REQUEST:
Copy out every record below with complete accuracy.

>> START

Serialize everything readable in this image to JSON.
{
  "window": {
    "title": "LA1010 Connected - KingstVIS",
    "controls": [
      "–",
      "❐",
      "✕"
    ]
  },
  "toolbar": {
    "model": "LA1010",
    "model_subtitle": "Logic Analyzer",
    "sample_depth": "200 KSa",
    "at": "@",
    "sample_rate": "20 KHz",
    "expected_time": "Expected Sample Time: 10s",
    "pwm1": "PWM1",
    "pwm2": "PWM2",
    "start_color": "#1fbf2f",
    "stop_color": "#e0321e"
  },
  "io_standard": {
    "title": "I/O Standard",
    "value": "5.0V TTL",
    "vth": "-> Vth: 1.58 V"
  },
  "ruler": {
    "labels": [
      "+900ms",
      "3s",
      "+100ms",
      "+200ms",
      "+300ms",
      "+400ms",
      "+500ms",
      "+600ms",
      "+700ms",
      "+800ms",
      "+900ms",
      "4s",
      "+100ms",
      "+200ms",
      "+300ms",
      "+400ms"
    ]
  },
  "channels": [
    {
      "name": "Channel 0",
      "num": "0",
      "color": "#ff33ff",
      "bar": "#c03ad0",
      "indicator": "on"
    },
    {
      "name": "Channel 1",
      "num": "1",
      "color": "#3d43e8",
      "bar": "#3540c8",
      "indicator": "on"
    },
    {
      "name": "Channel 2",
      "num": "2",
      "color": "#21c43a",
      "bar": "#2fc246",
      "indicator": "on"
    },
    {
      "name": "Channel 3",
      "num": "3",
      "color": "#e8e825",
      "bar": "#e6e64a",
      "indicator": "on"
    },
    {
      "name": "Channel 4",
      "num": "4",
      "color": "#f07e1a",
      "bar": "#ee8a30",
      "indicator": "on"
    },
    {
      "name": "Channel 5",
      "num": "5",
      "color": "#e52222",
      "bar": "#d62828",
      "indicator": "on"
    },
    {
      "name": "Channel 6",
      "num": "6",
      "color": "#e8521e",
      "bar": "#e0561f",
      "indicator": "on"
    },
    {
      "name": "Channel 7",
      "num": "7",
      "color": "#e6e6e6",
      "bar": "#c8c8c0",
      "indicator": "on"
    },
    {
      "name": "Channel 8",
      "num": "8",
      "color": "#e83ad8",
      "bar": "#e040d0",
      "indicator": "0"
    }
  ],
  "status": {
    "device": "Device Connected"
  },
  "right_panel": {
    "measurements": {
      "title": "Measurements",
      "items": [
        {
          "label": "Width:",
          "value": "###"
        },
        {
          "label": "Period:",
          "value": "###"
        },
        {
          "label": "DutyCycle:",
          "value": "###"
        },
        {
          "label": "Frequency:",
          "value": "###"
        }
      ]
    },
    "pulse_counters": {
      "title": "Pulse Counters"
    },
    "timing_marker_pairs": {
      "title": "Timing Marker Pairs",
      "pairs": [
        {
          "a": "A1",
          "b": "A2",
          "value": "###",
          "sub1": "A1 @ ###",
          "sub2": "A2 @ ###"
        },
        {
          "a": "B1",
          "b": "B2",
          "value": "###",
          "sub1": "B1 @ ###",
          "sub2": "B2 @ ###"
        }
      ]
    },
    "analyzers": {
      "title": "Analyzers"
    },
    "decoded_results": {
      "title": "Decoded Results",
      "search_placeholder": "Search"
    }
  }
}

>> END

RESULT OF THE EXERCISE:
Serialize everything readable in this image to JSON.
{
  "window": {
    "title": "LA1010 Connected - KingstVIS",
    "controls": [
      "–",
      "❐",
      "✕"
    ]
  },
  "toolbar": {
    "model": "LA1010",
    "model_subtitle": "Logic Analyzer",
    "sample_depth": "200 KSa",
    "at": "@",
    "sample_rate": "20 KHz",
    "expected_time": "Expected Sample Time: 10s",
    "pwm1": "PWM1",
    "pwm2": "PWM2",
    "start_color": "#1fbf2f",
    "stop_color": "#e0321e"
  },
  "io_standard": {
    "title": "I/O Standard",
    "value": "5.0V TTL",
    "vth": "-> Vth: 1.58 V"
  },
  "ruler": {
    "labels": [
      "+900ms",
      "3s",
      "+100ms",
      "+200ms",
      "+300ms",
      "+400ms",
      "+500ms",
      "+600ms",
      "+700ms",
      "+800ms",
      "+900ms",
      "4s",
      "+100ms",
      "+200ms",
      "+300ms",
      "+400ms"
    ]
  },
  "channels": [
    {
      "name": "Channel 0",
      "num": "0",
      "color": "#ff33ff",
      "bar": "#c03ad0",
      "indicator": "on"
    },
    {
      "name": "Channel 1",
      "num": "1",
      "color": "#3d43e8",
      "bar": "#3540c8",
      "indicator": "on"
    },
    {
      "name": "Channel 2",
      "num": "2",
      "color": "#21c43a",
      "bar": "#2fc246",
      "indicator": "on"
    },
    {
      "name": "Channel 3",
      "num": "3",
      "color": "#e8e825",
      "bar": "#e6e64a",
      "indicator": "on"
    },
    {
      "name": "Channel 4",
      "num": "4",
      "color": "#f07e1a",
      "bar": "#ee8a30",
      "indicator": "on"
    },
    {
      "name": "Channel 5",
      "num": "5",
      "color": "#e52222",
      "bar": "#d62828",
      "indicator": "on"
    },
    {
      "name": "Channel 6",
      "num": "6",
      "color": "#e8521e",
      "bar": "#e0561f",
      "indicator": "on"
    },
    {
      "name": "Channel 7",
      "num": "7",
      "color": "#e6e6e6",
      "bar": "#c8c8c0",
      "indicator": "on"
    },
    {
      "name": "Channel 8",
      "num": "8",
      "color": "#e83ad8",
      "bar": "#e040d0",
      "indicator": "0"
    }
  ],
  "status": {
    "device": "Device Connected"
  },
  "right_panel": {
    "measurements": {
      "title": "Measurements",
      "items": [
        {
          "label": "Width:",
          "value": "###"
        },
        {
          "label": "Period:",
          "value": "###"
        },
        {
          "label": "DutyCycle:",
          "value": "###"
        },
        {
          "label": "Frequency:",
          "value": "###"
        }
      ]
    },
    "pulse_counters": {
      "title": "Pulse Counters"
    },
    "timing_marker_pairs": {
      "title": "Timing Marker Pairs",
      "pairs": [
        {
          "a": "A1",
          "b": "A2",
          "value": "###",
          "sub1": "A1 @ ###",
          "sub2": "A2 @ ###"
        },
        {
          "a": "B1",
          "b": "B2",
          "value": "###",
          "sub1": "B1 @ ###",
          "sub2": "B2 @ ###"
        }
      ]
    },
    "analyzers": {
      "title": "Analyzers"
    },
    "decoded_results": {
      "title": "Decoded Results",
      "search_placeholder": "Search"
    }
  }
}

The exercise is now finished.